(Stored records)
---

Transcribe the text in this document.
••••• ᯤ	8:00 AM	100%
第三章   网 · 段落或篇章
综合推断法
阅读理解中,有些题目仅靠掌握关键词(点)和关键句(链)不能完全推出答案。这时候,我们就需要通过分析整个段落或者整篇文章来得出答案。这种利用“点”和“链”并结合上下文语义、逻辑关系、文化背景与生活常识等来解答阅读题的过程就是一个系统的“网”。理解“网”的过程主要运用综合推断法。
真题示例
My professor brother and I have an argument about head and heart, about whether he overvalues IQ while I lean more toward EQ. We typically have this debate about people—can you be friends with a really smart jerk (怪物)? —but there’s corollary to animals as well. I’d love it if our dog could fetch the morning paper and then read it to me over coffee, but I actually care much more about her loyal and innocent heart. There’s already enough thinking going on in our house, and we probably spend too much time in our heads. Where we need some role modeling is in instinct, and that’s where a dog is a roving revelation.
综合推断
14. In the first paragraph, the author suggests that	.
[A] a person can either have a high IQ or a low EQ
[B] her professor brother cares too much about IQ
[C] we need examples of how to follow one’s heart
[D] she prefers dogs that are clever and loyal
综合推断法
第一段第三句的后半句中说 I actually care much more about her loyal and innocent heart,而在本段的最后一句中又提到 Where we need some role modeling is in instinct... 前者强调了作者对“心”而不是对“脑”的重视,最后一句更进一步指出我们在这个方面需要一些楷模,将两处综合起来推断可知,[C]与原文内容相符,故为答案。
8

---

Retype all the records, matching them exactly.

Transcribe the text in this document.
••••• ᯤ	8:00 AM	100%
第三章   网 · 段落或篇章
综合推断法
阅读理解中,有些题目仅靠掌握关键词(点)和关键句(链)不能完全推出答案。这时候,我们就需要通过分析整个段落或者整篇文章来得出答案。这种利用“点”和“链”并结合上下文语义、逻辑关系、文化背景与生活常识等来解答阅读题的过程就是一个系统的“网”。理解“网”的过程主要运用综合推断法。
真题示例
My professor brother and I have an argument about head and heart, about whether he overvalues IQ while I lean more toward EQ. We typically have this debate about people—can you be friends with a really smart jerk (怪物)? —but there’s corollary to animals as well. I’d love it if our dog could fetch the morning paper and then read it to me over coffee, but I actually care much more about her loyal and innocent heart. There’s already enough thinking going on in our house, and we probably spend too much time in our heads. Where we need some role modeling is in instinct, and that’s where a dog is a roving revelation.
综合推断
14. In the first paragraph, the author suggests that	.
[A] a person can either have a high IQ or a low EQ
[B] her professor brother cares too much about IQ
[C] we need examples of how to follow one’s heart
[D] she prefers dogs that are clever and loyal
综合推断法
第一段第三句的后半句中说 I actually care much more about her loyal and innocent heart,而在本段的最后一句中又提到 Where we need some role modeling is in instinct... 前者强调了作者对“心”而不是对“脑”的重视,最后一句更进一步指出我们在这个方面需要一些楷模,将两处综合起来推断可知,[C]与原文内容相符,故为答案。
8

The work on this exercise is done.